## PROVIDED ENTRIES
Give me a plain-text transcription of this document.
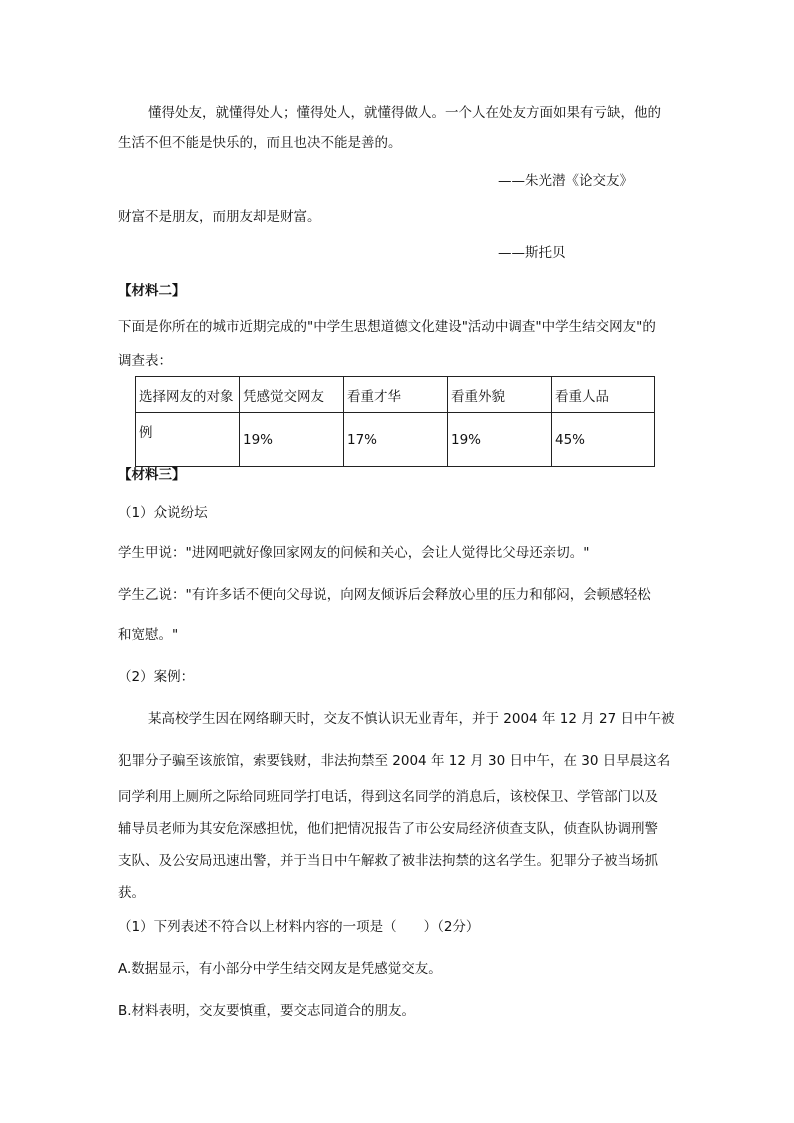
懂得处友，就懂得处人；懂得处人，就懂得做人。一个人在处友方面如果有亏缺，他的
生活不但不能是快乐的，而且也决不能是善的。
——朱光潜《论交友》
财富不是朋友，而朋友却是财富。
——斯托贝
【材料二】
下面是你所在的城市近期完成的"中学生思想道德文化建设"活动中调查"中学生结交网友"的
调查表：
选择网友的对象	凭感觉交网友	看重才华	看重外貌	看重人品
例	19%	17%	19%	45%
【材料三】
（1）众说纷坛
学生甲说："进网吧就好像回家网友的问候和关心，会让人觉得比父母还亲切。"
学生乙说："有许多话不便向父母说，向网友倾诉后会释放心里的压力和郁闷，会顿感轻松
和宽慰。"
（2）案例：
某高校学生因在网络聊天时，交友不慎认识无业青年，并于 2004 年 12 月 27 日中午被
犯罪分子骗至该旅馆，索要钱财，非法拘禁至 2004 年 12 月 30 日中午，在 30 日早晨这名
同学利用上厕所之际给同班同学打电话，得到这名同学的消息后，该校保卫、学管部门以及
辅导员老师为其安危深感担忧，他们把情况报告了市公安局经济侦查支队，侦查队协调刑警
支队、及公安局迅速出警，并于当日中午解救了被非法拘禁的这名学生。犯罪分子被当场抓
获。
（1）下列表述不符合以上材料内容的一项是（　　）（2分）
A.数据显示，有小部分中学生结交网友是凭感觉交友。
B.材料表明，交友要慎重，要交志同道合的朋友。
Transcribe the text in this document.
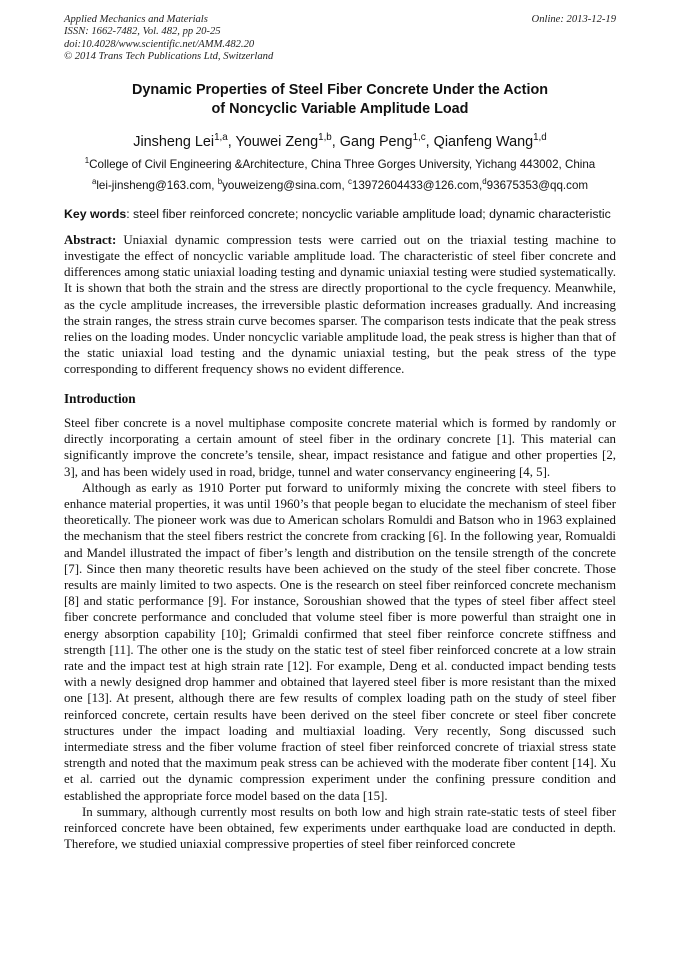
Applied Mechanics and Materials
ISSN: 1662-7482, Vol. 482, pp 20-25
doi:10.4028/www.scientific.net/AMM.482.20
© 2014 Trans Tech Publications Ltd, Switzerland
Online: 2013-12-19
Dynamic Properties of Steel Fiber Concrete Under the Action
of Noncyclic Variable Amplitude Load
Jinsheng Lei$^{1,a}$, Youwei Zeng$^{1,b}$, Gang Peng$^{1,c}$, Qianfeng Wang$^{1,d}$
$^1$College of Civil Engineering &Architecture, China Three Gorges University, Yichang 443002, China
$^a$lei-jinsheng@163.com, $^b$youweizeng@sina.com, $^c$13972604433@126.com,$^d$93675353@qq.com
Key words: steel fiber reinforced concrete; noncyclic variable amplitude load; dynamic characteristic
Abstract: Uniaxial dynamic compression tests were carried out on the triaxial testing machine to investigate the effect of noncyclic variable amplitude load. The characteristic of steel fiber concrete and differences among static uniaxial loading testing and dynamic uniaxial testing were studied systematically. It is shown that both the strain and the stress are directly proportional to the cycle frequency. Meanwhile, as the cycle amplitude increases, the irreversible plastic deformation increases gradually. And increasing the strain ranges, the stress strain curve becomes sparser. The comparison tests indicate that the peak stress relies on the loading modes. Under noncyclic variable amplitude load, the peak stress is higher than that of the static uniaxial load testing and the dynamic uniaxial testing, but the peak stress of the type corresponding to different frequency shows no evident difference.
Introduction

Steel fiber concrete is a novel multiphase composite concrete material which is formed by randomly or directly incorporating a certain amount of steel fiber in the ordinary concrete [1]. This material can significantly improve the concrete’s tensile, shear, impact resistance and fatigue and other properties [2, 3], and has been widely used in road, bridge, tunnel and water conservancy engineering [4, 5].

Although as early as 1910 Porter put forward to uniformly mixing the concrete with steel fibers to enhance material properties, it was until 1960’s that people began to elucidate the mechanism of steel fiber theoretically. The pioneer work was due to American scholars Romuldi and Batson who in 1963 explained the mechanism that the steel fibers restrict the concrete from cracking [6]. In the following year, Romualdi and Mandel illustrated the impact of fiber’s length and distribution on the tensile strength of the concrete [7]. Since then many theoretic results have been achieved on the study of the steel fiber concrete. Those results are mainly limited to two aspects. One is the research on steel fiber reinforced concrete mechanism [8] and static performance [9]. For instance, Soroushian showed that the types of steel fiber affect steel fiber concrete performance and concluded that volume steel fiber is more powerful than straight one in energy absorption capability [10]; Grimaldi confirmed that steel fiber reinforce concrete stiffness and strength [11]. The other one is the study on the static test of steel fiber reinforced concrete at a low strain rate and the impact test at high strain rate [12]. For example, Deng et al. conducted impact bending tests with a newly designed drop hammer and obtained that layered steel fiber is more resistant than the mixed one [13]. At present, although there are few results of complex loading path on the study of steel fiber reinforced concrete, certain results have been derived on the steel fiber concrete or steel fiber concrete structures under the impact loading and multiaxial loading. Very recently, Song discussed such intermediate stress and the fiber volume fraction of steel fiber reinforced concrete of triaxial stress state strength and noted that the maximum peak stress can be achieved with the moderate fiber content [14]. Xu et al. carried out the dynamic compression experiment under the confining pressure condition and established the appropriate force model based on the data [15].

In summary, although currently most results on both low and high strain rate-static tests of steel fiber reinforced concrete have been obtained, few experiments under earthquake load are conducted in depth. Therefore, we studied uniaxial compressive properties of steel fiber reinforced concrete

## EXERCISE BRIEF
Copy all of the entries verbatim, leaving out any pictures they contain.

## SOLVED PROBLEM
Give me a plain-text transcription of this document.
懂得处友，就懂得处人；懂得处人，就懂得做人。一个人在处友方面如果有亏缺，他的
生活不但不能是快乐的，而且也决不能是善的。
——朱光潜《论交友》
财富不是朋友，而朋友却是财富。
——斯托贝
【材料二】
下面是你所在的城市近期完成的"中学生思想道德文化建设"活动中调查"中学生结交网友"的
调查表：
选择网友的对象	凭感觉交网友	看重才华	看重外貌	看重人品
例	19%	17%	19%	45%
【材料三】
（1）众说纷坛
学生甲说："进网吧就好像回家网友的问候和关心，会让人觉得比父母还亲切。"
学生乙说："有许多话不便向父母说，向网友倾诉后会释放心里的压力和郁闷，会顿感轻松
和宽慰。"
（2）案例：
某高校学生因在网络聊天时，交友不慎认识无业青年，并于 2004 年 12 月 27 日中午被
犯罪分子骗至该旅馆，索要钱财，非法拘禁至 2004 年 12 月 30 日中午，在 30 日早晨这名
同学利用上厕所之际给同班同学打电话，得到这名同学的消息后，该校保卫、学管部门以及
辅导员老师为其安危深感担忧，他们把情况报告了市公安局经济侦查支队，侦查队协调刑警
支队、及公安局迅速出警，并于当日中午解救了被非法拘禁的这名学生。犯罪分子被当场抓
获。
（1）下列表述不符合以上材料内容的一项是（　　）（2分）
A.数据显示，有小部分中学生结交网友是凭感觉交友。
B.材料表明，交友要慎重，要交志同道合的朋友。
Transcribe the text in this document.
Applied Mechanics and Materials
ISSN: 1662-7482, Vol. 482, pp 20-25
doi:10.4028/www.scientific.net/AMM.482.20
© 2014 Trans Tech Publications Ltd, Switzerland
Online: 2013-12-19
Dynamic Properties of Steel Fiber Concrete Under the Action
of Noncyclic Variable Amplitude Load
Jinsheng Lei$^{1,a}$, Youwei Zeng$^{1,b}$, Gang Peng$^{1,c}$, Qianfeng Wang$^{1,d}$
$^1$College of Civil Engineering &Architecture, China Three Gorges University, Yichang 443002, China
$^a$lei-jinsheng@163.com, $^b$youweizeng@sina.com, $^c$13972604433@126.com,$^d$93675353@qq.com
Key words: steel fiber reinforced concrete; noncyclic variable amplitude load; dynamic characteristic
Abstract: Uniaxial dynamic compression tests were carried out on the triaxial testing machine to investigate the effect of noncyclic variable amplitude load. The characteristic of steel fiber concrete and differences among static uniaxial loading testing and dynamic uniaxial testing were studied systematically. It is shown that both the strain and the stress are directly proportional to the cycle frequency. Meanwhile, as the cycle amplitude increases, the irreversible plastic deformation increases gradually. And increasing the strain ranges, the stress strain curve becomes sparser. The comparison tests indicate that the peak stress relies on the loading modes. Under noncyclic variable amplitude load, the peak stress is higher than that of the static uniaxial load testing and the dynamic uniaxial testing, but the peak stress of the type corresponding to different frequency shows no evident difference.
Introduction

Steel fiber concrete is a novel multiphase composite concrete material which is formed by randomly or directly incorporating a certain amount of steel fiber in the ordinary concrete [1]. This material can significantly improve the concrete’s tensile, shear, impact resistance and fatigue and other properties [2, 3], and has been widely used in road, bridge, tunnel and water conservancy engineering [4, 5].

Although as early as 1910 Porter put forward to uniformly mixing the concrete with steel fibers to enhance material properties, it was until 1960’s that people began to elucidate the mechanism of steel fiber theoretically. The pioneer work was due to American scholars Romuldi and Batson who in 1963 explained the mechanism that the steel fibers restrict the concrete from cracking [6]. In the following year, Romualdi and Mandel illustrated the impact of fiber’s length and distribution on the tensile strength of the concrete [7]. Since then many theoretic results have been achieved on the study of the steel fiber concrete. Those results are mainly limited to two aspects. One is the research on steel fiber reinforced concrete mechanism [8] and static performance [9]. For instance, Soroushian showed that the types of steel fiber affect steel fiber concrete performance and concluded that volume steel fiber is more powerful than straight one in energy absorption capability [10]; Grimaldi confirmed that steel fiber reinforce concrete stiffness and strength [11]. The other one is the study on the static test of steel fiber reinforced concrete at a low strain rate and the impact test at high strain rate [12]. For example, Deng et al. conducted impact bending tests with a newly designed drop hammer and obtained that layered steel fiber is more resistant than the mixed one [13]. At present, although there are few results of complex loading path on the study of steel fiber reinforced concrete, certain results have been derived on the steel fiber concrete or steel fiber concrete structures under the impact loading and multiaxial loading. Very recently, Song discussed such intermediate stress and the fiber volume fraction of steel fiber reinforced concrete of triaxial stress state strength and noted that the maximum peak stress can be achieved with the moderate fiber content [14]. Xu et al. carried out the dynamic compression experiment under the confining pressure condition and established the appropriate force model based on the data [15].

In summary, although currently most results on both low and high strain rate-static tests of steel fiber reinforced concrete have been obtained, few experiments under earthquake load are conducted in depth. Therefore, we studied uniaxial compressive properties of steel fiber reinforced concrete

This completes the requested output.